>> Begin Information provided

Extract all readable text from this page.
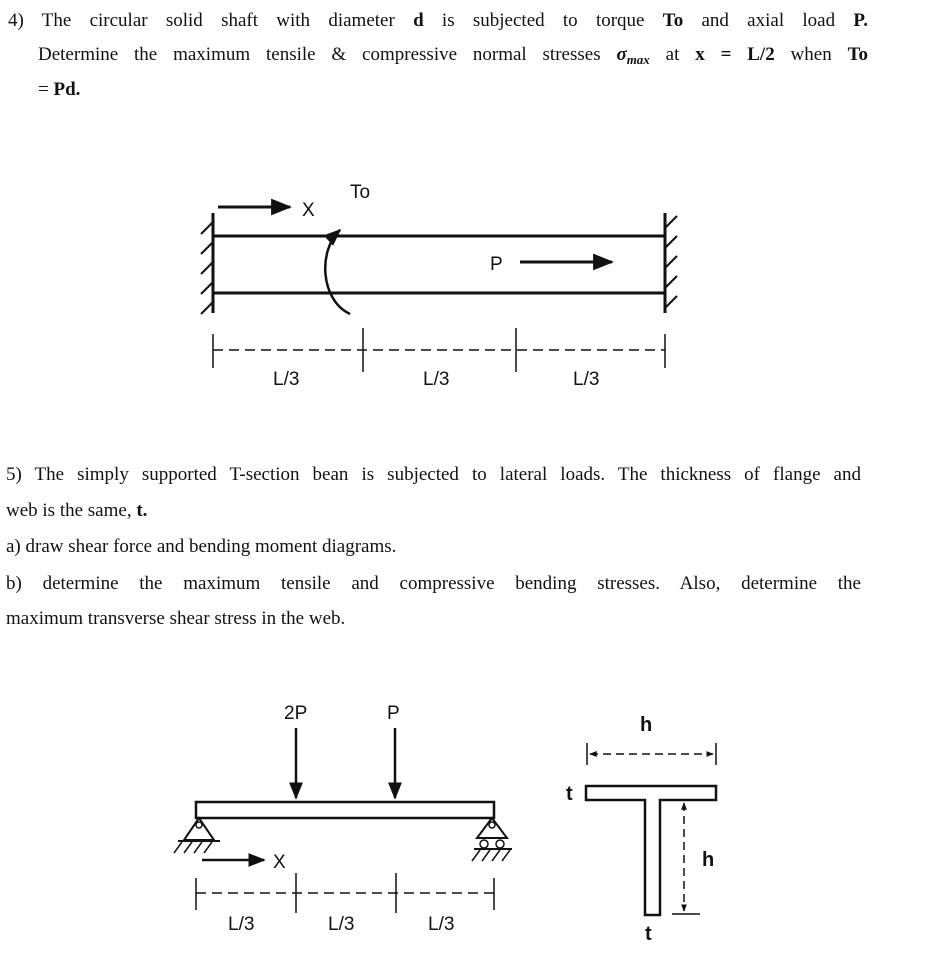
4) The circular solid shaft with diameter d is subjected to torque To and axial load P.
Determine the maximum tensile & compressive normal stresses $\sigma_{max}$ at x = L/2 when To
= Pd.
5) The simply supported T-section bean is subjected to lateral loads. The thickness of flange and
web is the same, t.
a) draw shear force and bending moment diagrams.
b) determine the maximum tensile and compressive bending stresses. Also, determine the
maximum transverse shear stress in the web.
X
To
P
L/3	L/3	L/3
2P	P
X
L/3	L/3	L/3
h
h
t
t
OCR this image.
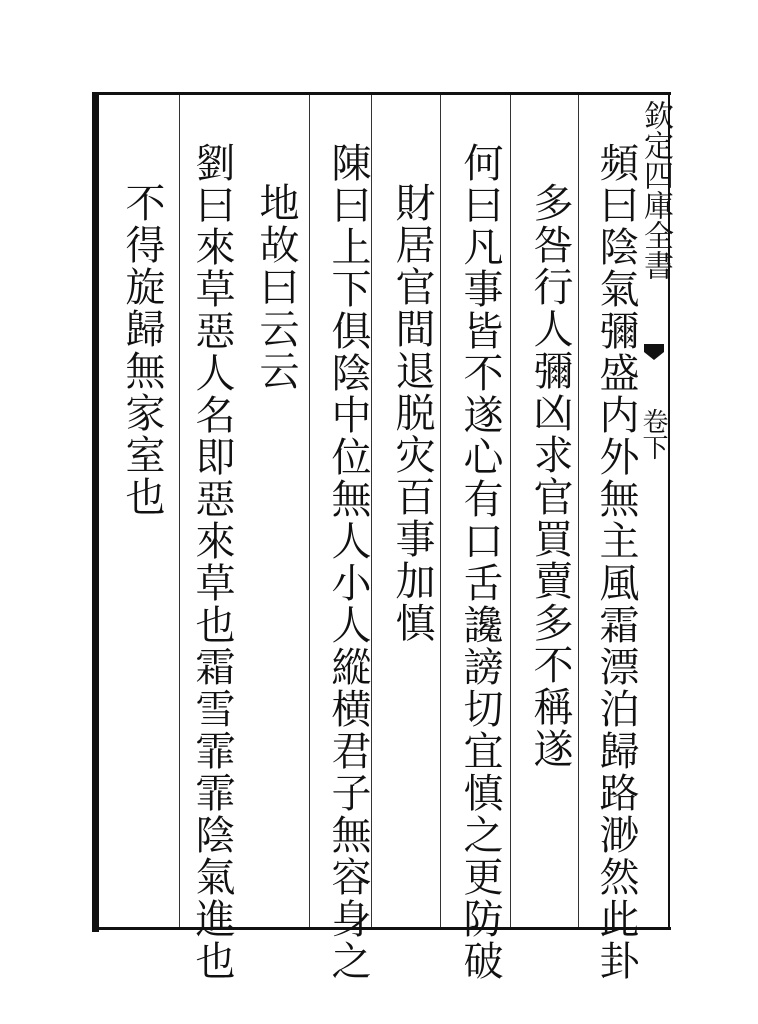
欽定四庫全書
卷下
頻曰陰氣彌盛内外無主風霜漂泊歸路渺然此卦
多咎行人彌凶求官買賣多不稱遂
何曰凡事皆不遂心有口舌讒謗切宜慎之更防破
財居官間退脱灾百事加慎
陳曰上下俱陰中位無人小人縱横君子無容身之
地故曰云云
劉曰來草惡人名即惡來草也霜雪霏霏陰氣進也
不得旋歸無家室也
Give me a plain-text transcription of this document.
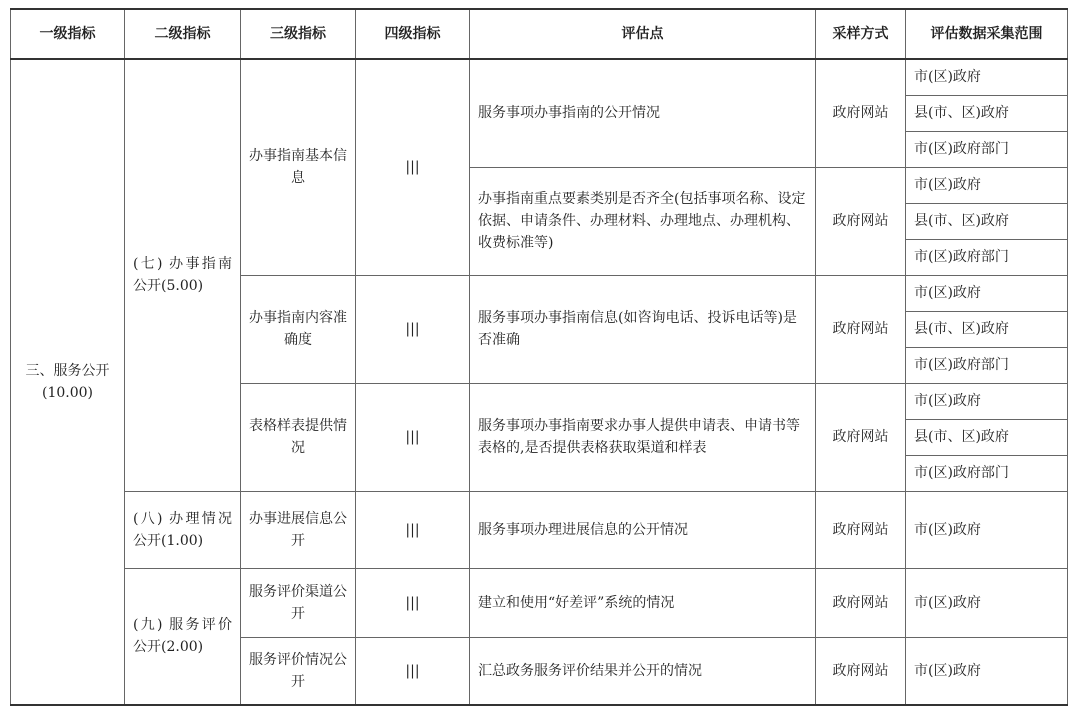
一级指标	二级指标	三级指标	四级指标	评估点	采样方式	评估数据采集范围

三、服务公开
(10.00)	(七) 办事指南公开(5.00)	办事指南基本信息	|||	服务事项办事指南的公开情况	政府网站	市(区)政府
						县(市、区)政府
						市(区)政府部门
				办事指南重点要素类别是否齐全(包括事项名称、设定依据、申请条件、办理材料、办理地点、办理机构、收费标准等)	政府网站	市(区)政府
						县(市、区)政府
						市(区)政府部门
		办事指南内容准确度	|||	服务事项办事指南信息(如咨询电话、投诉电话等)是否准确	政府网站	市(区)政府
						县(市、区)政府
						市(区)政府部门
		表格样表提供情况	|||	服务事项办事指南要求办事人提供申请表、申请书等表格的,是否提供表格获取渠道和样表	政府网站	市(区)政府
						县(市、区)政府
						市(区)政府部门
	(八) 办理情况公开(1.00)	办事进展信息公开	|||	服务事项办理进展信息的公开情况	政府网站	市(区)政府
	(九) 服务评价公开(2.00)	服务评价渠道公开	|||	建立和使用“好差评”系统的情况	政府网站	市(区)政府
		服务评价情况公开	|||	汇总政务服务评价结果并公开的情况	政府网站	市(区)政府
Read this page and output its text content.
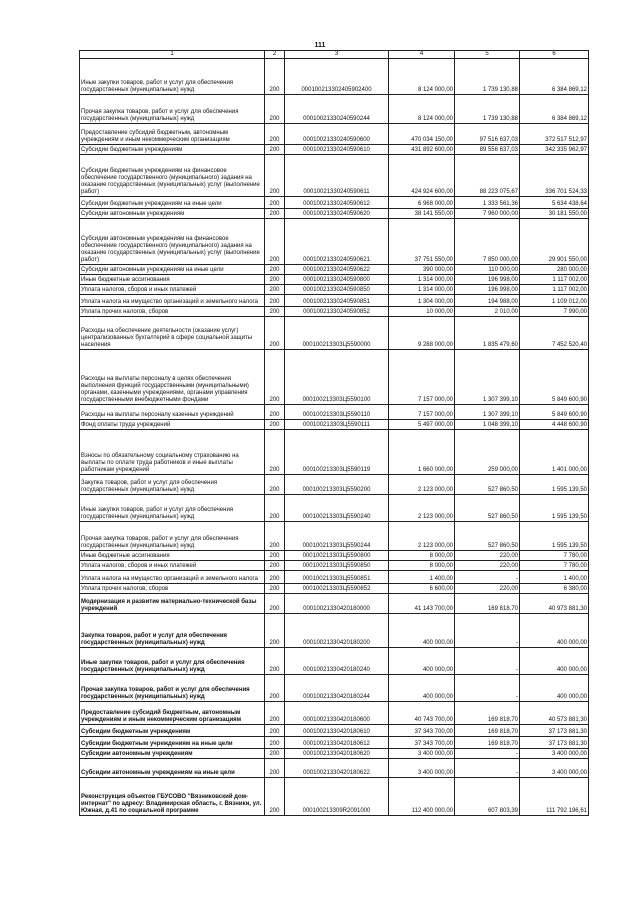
111
1	2	3	4	5	6
Иные закупки товаров, работ и услуг для обеспечения государственных (муниципальных) нужд	200	000100213302405902400	8 124 000,00	1 739 130,88	6 384 869,12
Прочая закупка товаров, работ и услуг для обеспечения государственных (муниципальных) нужд	200	00010021330240590244	8 124 000,00	1 739 130,88	6 384 869,12
Предоставление субсидий бюджетным, автономным учреждениям и иным некоммерческим организациям	200	00010021330240590600	470 034 150,00	97 516 637,03	372 517 512,97
Субсидии бюджетным учреждениям	200	00010021330240590610	431 892 600,00	89 556 637,03	342 335 962,97
Субсидии бюджетным учреждениям на финансовое обеспечение государственного (муниципального) задания на оказание государственных (муниципальных) услуг (выполнение работ)	200	00010021330240590611	424 924 600,00	88 223 075,67	336 701 524,33
Субсидии бюджетным учреждениям на иные цели	200	00010021330240590612	6 968 000,00	1 333 561,36	5 634 438,64
Субсидии автономным учреждениям	200	00010021330240590620	38 141 550,00	7 960 000,00	30 181 550,00
Субсидии автономным учреждениям на финансовое обеспечение государственного (муниципального) задания на оказание государственных (муниципальных) услуг (выполнение работ)	200	00010021330240590621	37 751 550,00	7 850 000,00	29 901 550,00
Субсидии автономным учреждениям на иные цели	200	00010021330240590622	390 000,00	110 000,00	280 000,00
Иные бюджетные ассигнования	200	00010021330240590800	1 314 000,00	196 998,00	1 117 002,00
Уплата налогов, сборов и иных платежей	200	00010021330240590850	1 314 000,00	196 998,00	1 117 002,00
Уплата налога на имущество организаций и земельного налога	200	00010021330240590851	1 304 000,00	194 988,00	1 109 012,00
Уплата прочих налогов, сборов	200	00010021330240590852	10 000,00	2 010,00	7 990,00
Расходы на обеспечение деятельности (оказание услуг) централизованных бухгалтерий в сфере социальной защиты населения	200	000100213303Ц5590000	9 288 000,00	1 835 479,60	7 452 520,40
Расходы на выплаты персоналу в целях обеспечения выполнения функций государственными (муниципальными) органами, казенными учреждениями, органами управления государственными внебюджетными фондами	200	000100213303Ц5590100	7 157 000,00	1 307 399,10	5 849 600,90
Расходы на выплаты персоналу казенных учреждений	200	000100213303Ц5590110	7 157 000,00	1 307 399,10	5 849 600,90
Фонд оплаты труда учреждений	200	000100213303Ц5590111	5 497 000,00	1 048 399,10	4 448 600,90
Взносы по обязательному социальному страхованию на выплаты по оплате труда работников и иные выплаты работникам учреждений	200	000100213303Ц5590119	1 660 000,00	259 000,00	1 401 000,00
Закупка товаров, работ и услуг для обеспечения государственных (муниципальных) нужд	200	000100213303Ц5590200	2 123 000,00	527 860,50	1 595 139,50
Иные закупки товаров, работ и услуг для обеспечения государственных (муниципальных) нужд	200	000100213303Ц5590240	2 123 000,00	527 860,50	1 595 139,50
Прочая закупка товаров, работ и услуг для обеспечения государственных (муниципальных) нужд	200	000100213303Ц5590244	2 123 000,00	527 860,50	1 595 139,50
Иные бюджетные ассигнования	200	000100213303Ц5590800	8 000,00	220,00	7 780,00
Уплата налогов, сборов и иных платежей	200	000100213303Ц5590850	8 000,00	220,00	7 780,00
Уплата налога на имущество организаций и земельного налога	200	000100213303Ц5590851	1 400,00	-	1 400,00
Уплата прочих налогов, сборов	200	000100213303Ц5590852	6 600,00	220,00	6 380,00
Модернизация и развитие материально-технической базы учреждений	200	00010021330420180000	41 143 700,00	169 818,70	40 973 881,30
Закупка товаров, работ и услуг для обеспечения государственных (муниципальных) нужд	200	00010021330420180200	400 000,00	-	400 000,00
Иные закупки товаров, работ и услуг для обеспечения государственных (муниципальных) нужд	200	00010021330420180240	400 000,00	-	400 000,00
Прочая закупка товаров, работ и услуг для обеспечения государственных (муниципальных) нужд	200	00010021330420180244	400 000,00	-	400 000,00
Предоставление субсидий бюджетным, автономным учреждениям и иным некоммерческим организациям	200	00010021330420180600	40 743 700,00	169 818,70	40 573 881,30
Субсидии бюджетным учреждениям	200	00010021330420180610	37 343 700,00	169 818,70	37 173 881,30
Субсидии бюджетным учреждениям на иные цели	200	00010021330420180612	37 343 700,00	169 818,70	37 173 881,30
Субсидии автономным учреждениям	200	00010021330420180620	3 400 000,00	-	3 400 000,00
Субсидии автономным учреждениям на иные цели	200	00010021330420180622	3 400 000,00	-	3 400 000,00
Реконструкция объектов ГБУСОВО "Вязниковский дом-интернат" по адресу: Владимирская область, г. Вязники, ул. Южная, д.41 по социальной программе	200	000100213309R2091000	112 400 000,00	607 803,39	111 792 196,61
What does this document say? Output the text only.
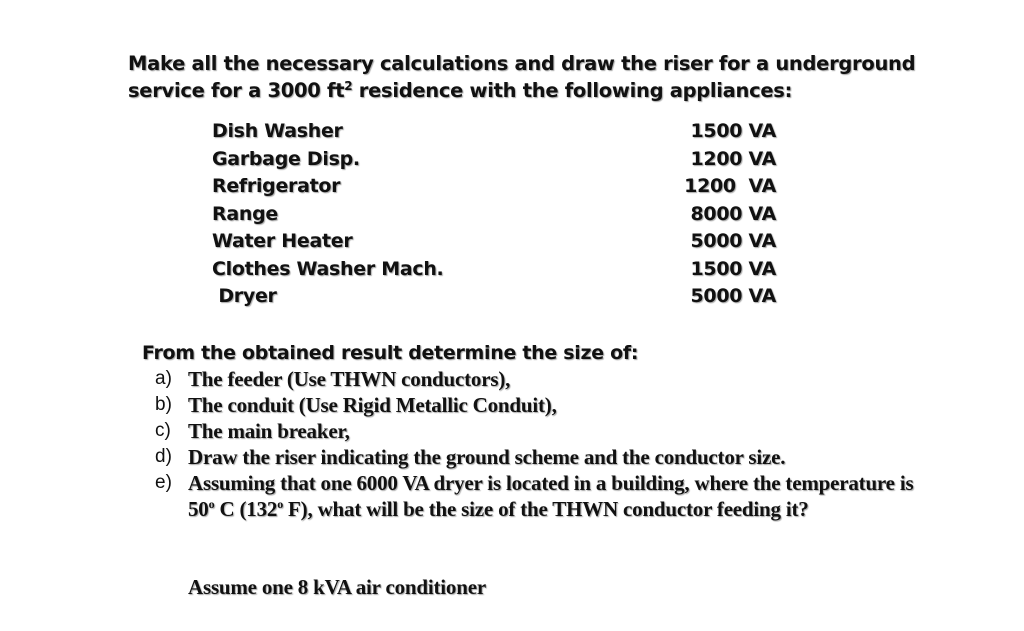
Make all the necessary calculations and draw the riser for a underground
service for a 3000 $ft^2$ residence with the following appliances:
Dish Washer	1500 VA
Garbage Disp.	1200 VA
Refrigerator	1200  VA
Range	8000 VA
Water Heater	5000 VA
Clothes Washer Mach.	1500 VA
Dryer	5000 VA
From the obtained result determine the size of:
a) The feeder (Use THWN conductors),
b) The conduit (Use Rigid Metallic Conduit),
c) The main breaker,
d) Draw the riser indicating the ground scheme and the conductor size.
e) Assuming that one 6000 VA dryer is located in a building, where the temperature is 50$^o$ C (132$^o$ F), what will be the size of the THWN conductor feeding it?
Assume one 8 kVA air conditioner
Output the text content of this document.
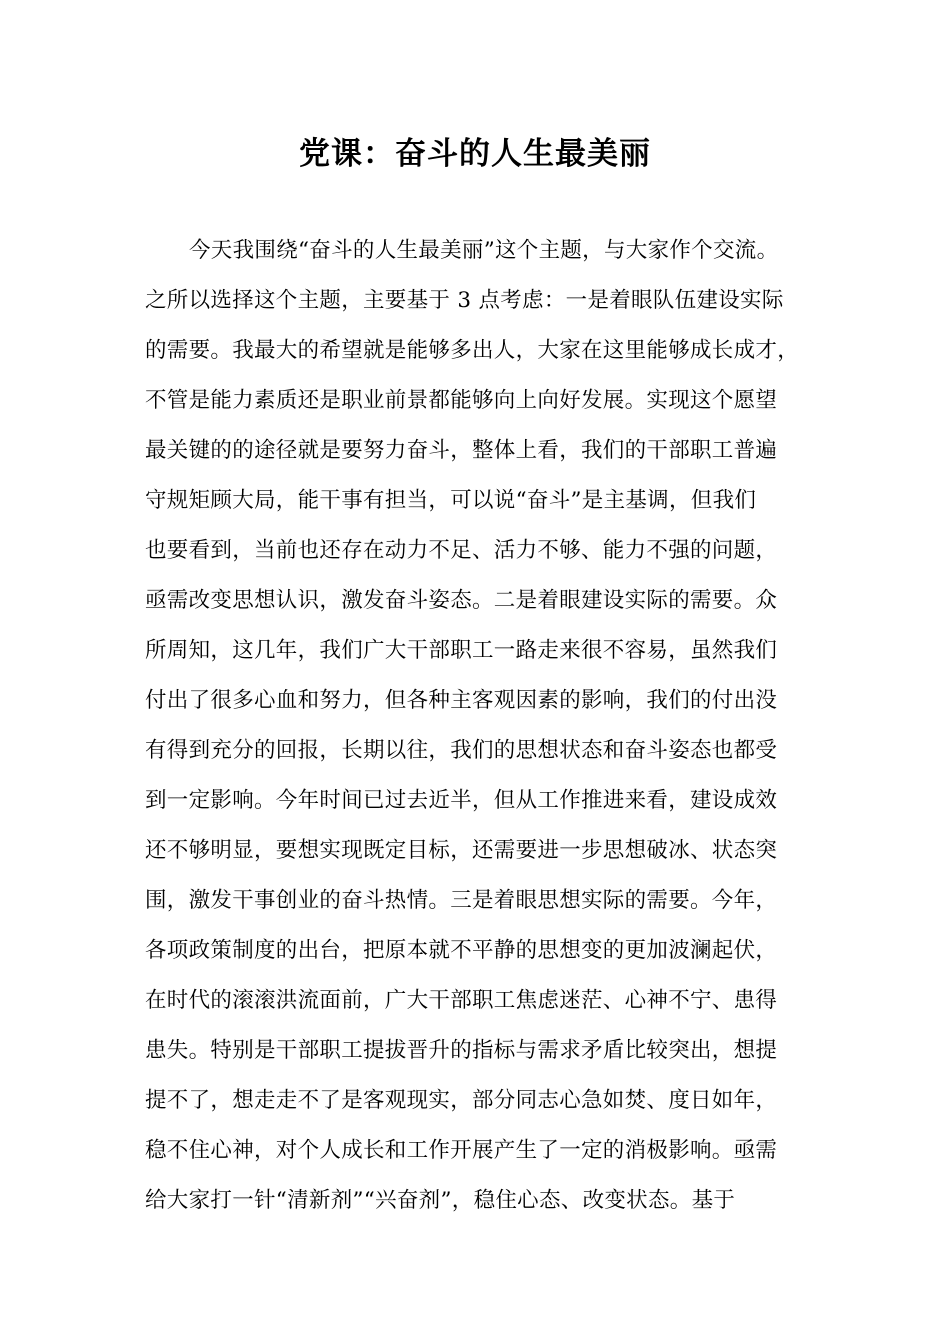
党课：奋斗的人生最美丽
今天我围绕“奋斗的人生最美丽”这个主题，与大家作个交流。
之所以选择这个主题，主要基于 3 点考虑：一是着眼队伍建设实际
的需要。我最大的希望就是能够多出人，大家在这里能够成长成才，
不管是能力素质还是职业前景都能够向上向好发展。实现这个愿望
最关键的的途径就是要努力奋斗，整体上看，我们的干部职工普遍
守规矩顾大局，能干事有担当，可以说“奋斗”是主基调，但我们
也要看到，当前也还存在动力不足、活力不够、能力不强的问题，
亟需改变思想认识，激发奋斗姿态。二是着眼建设实际的需要。众
所周知，这几年，我们广大干部职工一路走来很不容易，虽然我们
付出了很多心血和努力，但各种主客观因素的影响，我们的付出没
有得到充分的回报，长期以往，我们的思想状态和奋斗姿态也都受
到一定影响。今年时间已过去近半，但从工作推进来看，建设成效
还不够明显，要想实现既定目标，还需要进一步思想破冰、状态突
围，激发干事创业的奋斗热情。三是着眼思想实际的需要。今年，
各项政策制度的出台，把原本就不平静的思想变的更加波澜起伏，
在时代的滚滚洪流面前，广大干部职工焦虑迷茫、心神不宁、患得
患失。特别是干部职工提拔晋升的指标与需求矛盾比较突出，想提
提不了，想走走不了是客观现实，部分同志心急如焚、度日如年，
稳不住心神，对个人成长和工作开展产生了一定的消极影响。亟需
给大家打一针“清新剂”“兴奋剂”，稳住心态、改变状态。基于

>> End Information provided

Work instructions
Where the line containing "Output the text content of this document." appears above, start there and set down each line exactly through the last line of the data; leave out every picture.

Exercise response
Output the text content of this document.
党课：奋斗的人生最美丽
今天我围绕“奋斗的人生最美丽”这个主题，与大家作个交流。
之所以选择这个主题，主要基于 3 点考虑：一是着眼队伍建设实际
的需要。我最大的希望就是能够多出人，大家在这里能够成长成才，
不管是能力素质还是职业前景都能够向上向好发展。实现这个愿望
最关键的的途径就是要努力奋斗，整体上看，我们的干部职工普遍
守规矩顾大局，能干事有担当，可以说“奋斗”是主基调，但我们
也要看到，当前也还存在动力不足、活力不够、能力不强的问题，
亟需改变思想认识，激发奋斗姿态。二是着眼建设实际的需要。众
所周知，这几年，我们广大干部职工一路走来很不容易，虽然我们
付出了很多心血和努力，但各种主客观因素的影响，我们的付出没
有得到充分的回报，长期以往，我们的思想状态和奋斗姿态也都受
到一定影响。今年时间已过去近半，但从工作推进来看，建设成效
还不够明显，要想实现既定目标，还需要进一步思想破冰、状态突
围，激发干事创业的奋斗热情。三是着眼思想实际的需要。今年，
各项政策制度的出台，把原本就不平静的思想变的更加波澜起伏，
在时代的滚滚洪流面前，广大干部职工焦虑迷茫、心神不宁、患得
患失。特别是干部职工提拔晋升的指标与需求矛盾比较突出，想提
提不了，想走走不了是客观现实，部分同志心急如焚、度日如年，
稳不住心神，对个人成长和工作开展产生了一定的消极影响。亟需
给大家打一针“清新剂”“兴奋剂”，稳住心态、改变状态。基于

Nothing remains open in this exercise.